-- Begin Exercise material --

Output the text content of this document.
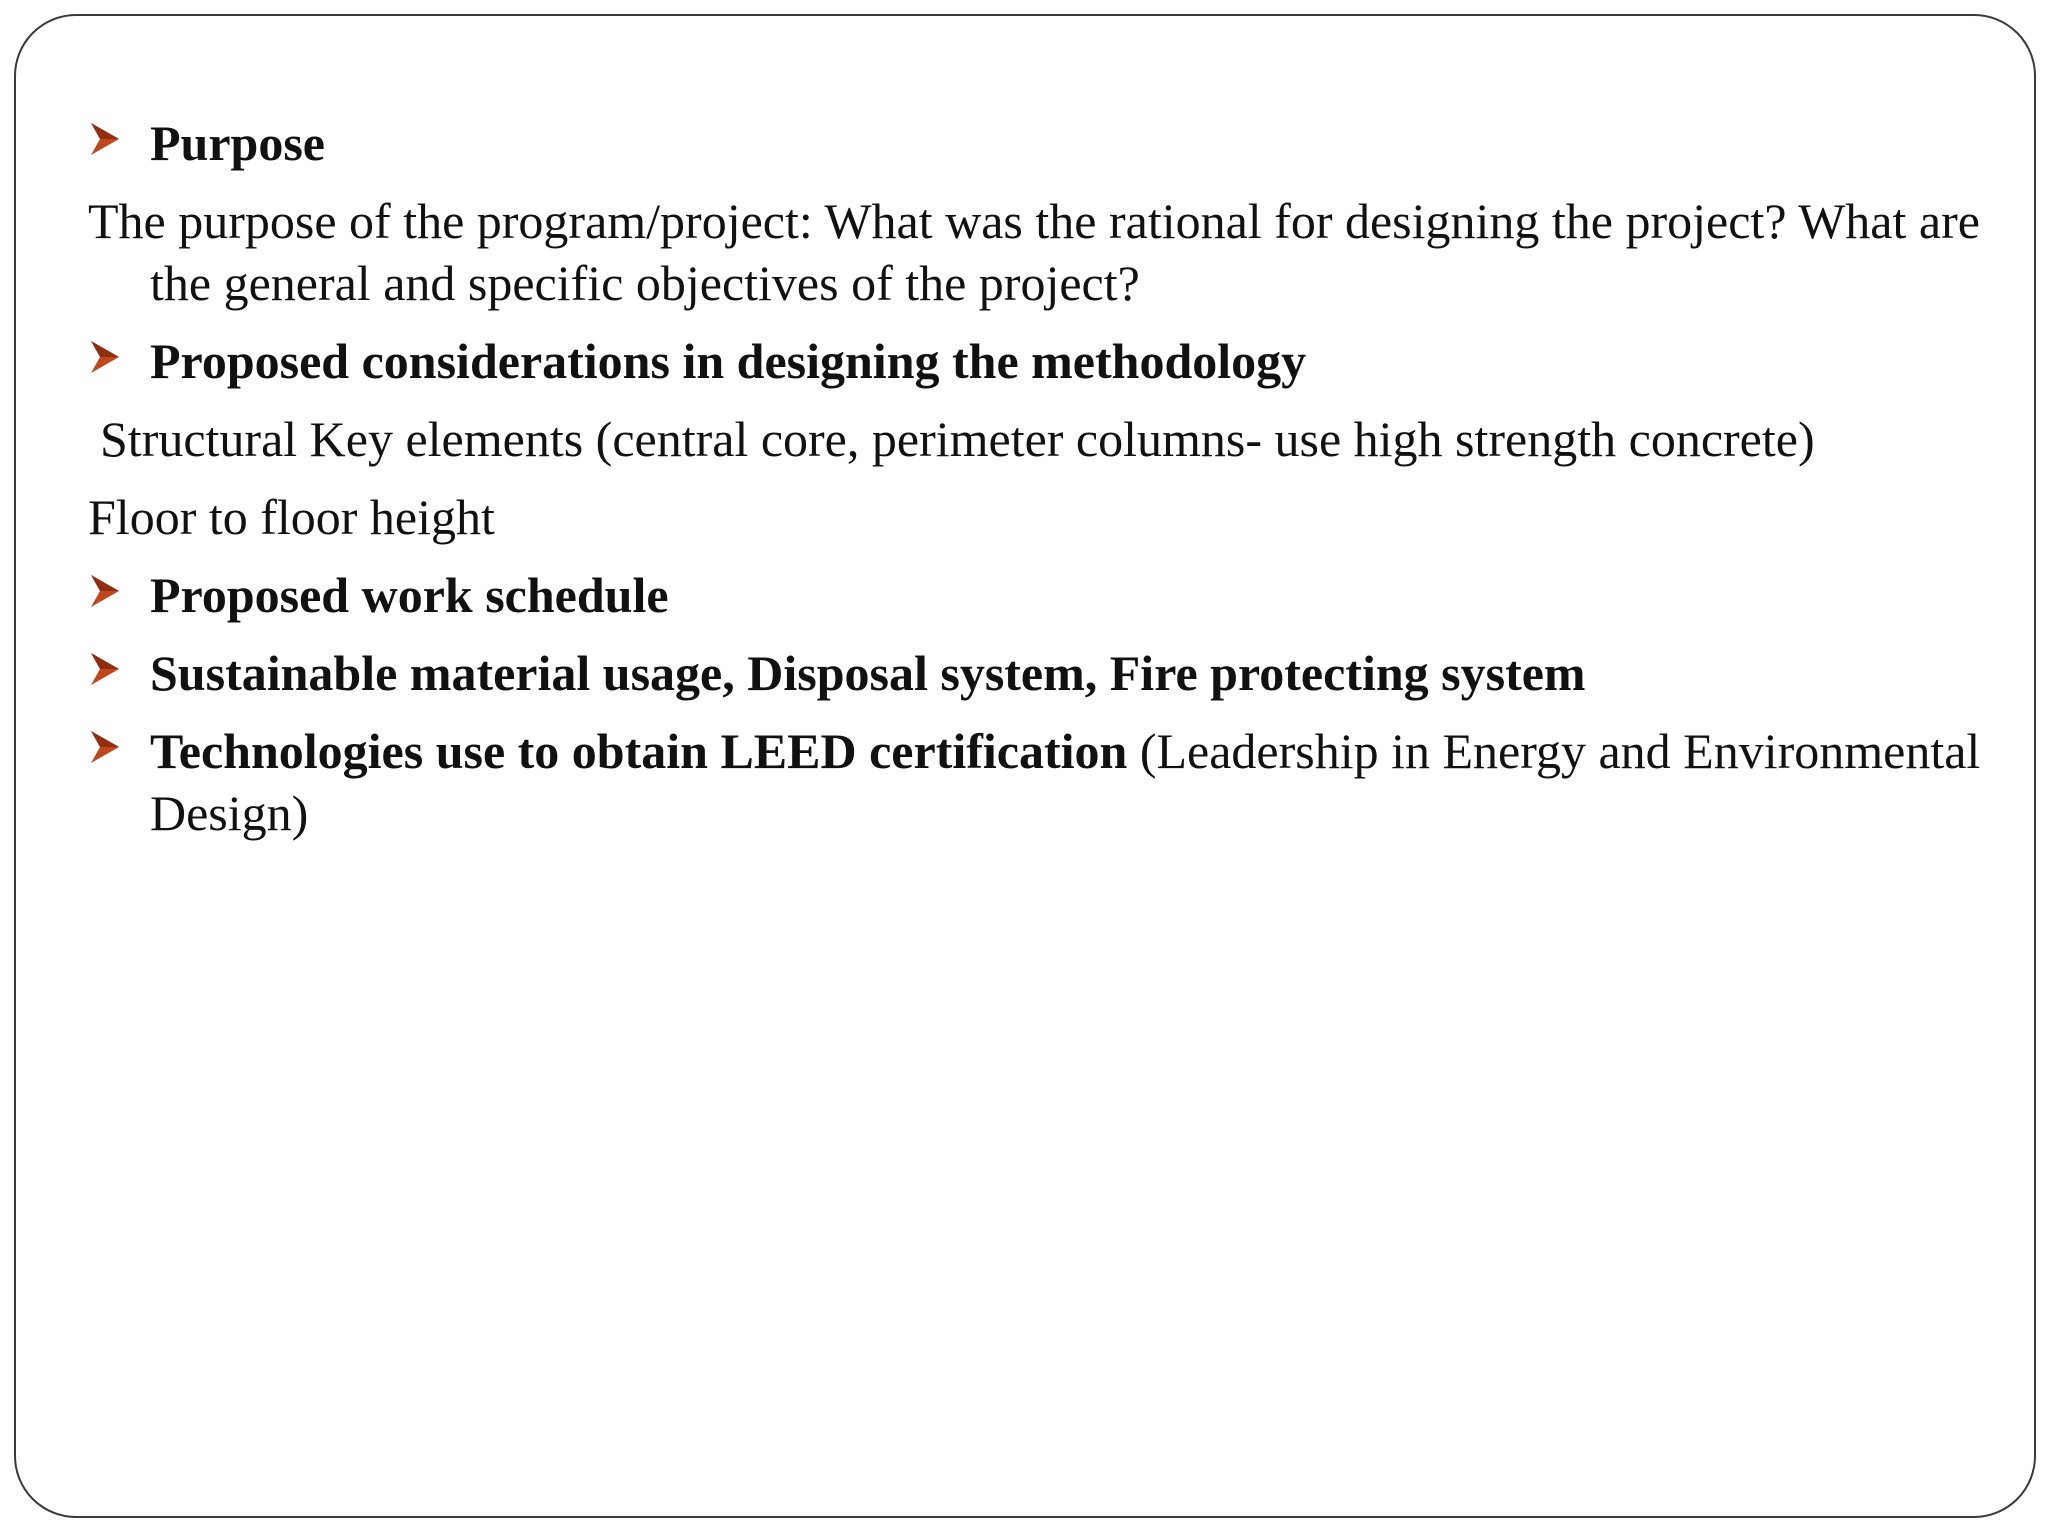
Purpose
The purpose of the program/project: What was the rational for designing the project? What are the general and specific objectives of the project?
Proposed considerations in designing the methodology
Structural Key elements (central core, perimeter columns- use high strength concrete)
Floor to floor height
Proposed work schedule
Sustainable material usage, Disposal system, Fire protecting system
Technologies use to obtain LEED certification (Leadership in Energy and Environmental Design)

-- End Exercise material --

Task brief: Among the lines of the material, find those that hold the word "designing" and copy them.

Exercise answer:
The purpose of the program/project: What was the rational for designing the project? What are the general and specific objectives of the project?
Proposed considerations in designing the methodology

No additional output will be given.